[begin Items]

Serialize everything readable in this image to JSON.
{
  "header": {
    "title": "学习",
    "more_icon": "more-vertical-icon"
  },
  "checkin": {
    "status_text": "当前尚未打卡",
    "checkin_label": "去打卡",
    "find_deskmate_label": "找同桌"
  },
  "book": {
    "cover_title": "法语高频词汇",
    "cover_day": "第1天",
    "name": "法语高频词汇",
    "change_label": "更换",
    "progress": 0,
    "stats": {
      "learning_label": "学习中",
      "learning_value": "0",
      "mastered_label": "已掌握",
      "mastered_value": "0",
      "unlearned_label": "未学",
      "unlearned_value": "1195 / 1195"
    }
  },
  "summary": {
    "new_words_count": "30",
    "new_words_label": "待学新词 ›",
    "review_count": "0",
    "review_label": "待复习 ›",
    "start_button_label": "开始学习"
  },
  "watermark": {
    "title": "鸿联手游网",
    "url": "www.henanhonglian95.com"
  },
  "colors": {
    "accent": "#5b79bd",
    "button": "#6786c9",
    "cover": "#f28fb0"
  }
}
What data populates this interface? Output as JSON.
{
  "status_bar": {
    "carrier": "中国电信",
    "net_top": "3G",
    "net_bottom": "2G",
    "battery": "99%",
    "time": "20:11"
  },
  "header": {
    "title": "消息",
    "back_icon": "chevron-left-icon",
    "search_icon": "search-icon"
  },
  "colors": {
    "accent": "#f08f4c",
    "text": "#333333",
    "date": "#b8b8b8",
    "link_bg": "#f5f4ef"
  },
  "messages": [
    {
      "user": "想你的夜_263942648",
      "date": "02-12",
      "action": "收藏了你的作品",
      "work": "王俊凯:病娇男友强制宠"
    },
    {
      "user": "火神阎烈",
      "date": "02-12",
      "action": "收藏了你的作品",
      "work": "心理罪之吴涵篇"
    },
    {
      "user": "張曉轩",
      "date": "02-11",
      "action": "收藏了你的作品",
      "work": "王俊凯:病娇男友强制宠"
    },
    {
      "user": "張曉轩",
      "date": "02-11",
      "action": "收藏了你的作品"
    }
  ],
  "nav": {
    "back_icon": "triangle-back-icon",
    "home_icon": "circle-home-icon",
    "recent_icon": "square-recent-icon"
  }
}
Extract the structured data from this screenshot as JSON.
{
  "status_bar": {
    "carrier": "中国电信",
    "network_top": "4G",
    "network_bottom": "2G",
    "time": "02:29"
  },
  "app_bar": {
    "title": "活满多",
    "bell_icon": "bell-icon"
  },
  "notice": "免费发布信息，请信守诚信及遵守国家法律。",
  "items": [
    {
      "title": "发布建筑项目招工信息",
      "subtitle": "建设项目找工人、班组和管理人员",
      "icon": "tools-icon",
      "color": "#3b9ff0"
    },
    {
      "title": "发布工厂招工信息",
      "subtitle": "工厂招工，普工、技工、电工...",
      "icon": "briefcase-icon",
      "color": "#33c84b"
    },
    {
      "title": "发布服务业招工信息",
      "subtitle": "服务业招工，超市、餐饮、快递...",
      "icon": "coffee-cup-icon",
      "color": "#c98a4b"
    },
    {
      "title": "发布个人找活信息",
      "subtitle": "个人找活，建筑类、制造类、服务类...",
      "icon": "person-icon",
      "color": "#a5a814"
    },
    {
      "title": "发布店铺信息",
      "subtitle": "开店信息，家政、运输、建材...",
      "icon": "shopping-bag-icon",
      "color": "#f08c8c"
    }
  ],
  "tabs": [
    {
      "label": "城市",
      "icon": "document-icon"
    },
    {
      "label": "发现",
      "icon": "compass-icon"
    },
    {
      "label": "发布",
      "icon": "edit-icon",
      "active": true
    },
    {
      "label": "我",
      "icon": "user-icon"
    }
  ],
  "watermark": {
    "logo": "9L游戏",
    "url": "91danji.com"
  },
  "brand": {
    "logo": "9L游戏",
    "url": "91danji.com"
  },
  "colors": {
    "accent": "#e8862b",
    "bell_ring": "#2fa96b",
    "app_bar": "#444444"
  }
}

[end Items]

The task:
Copy, from the material, each line that holds the string "subtitle".

Final answer:
      "subtitle": "建设项目找工人、班组和管理人员",
      "subtitle": "工厂招工，普工、技工、电工...",
      "subtitle": "服务业招工，超市、餐饮、快递...",
      "subtitle": "个人找活，建筑类、制造类、服务类...",
      "subtitle": "开店信息，家政、运输、建材...",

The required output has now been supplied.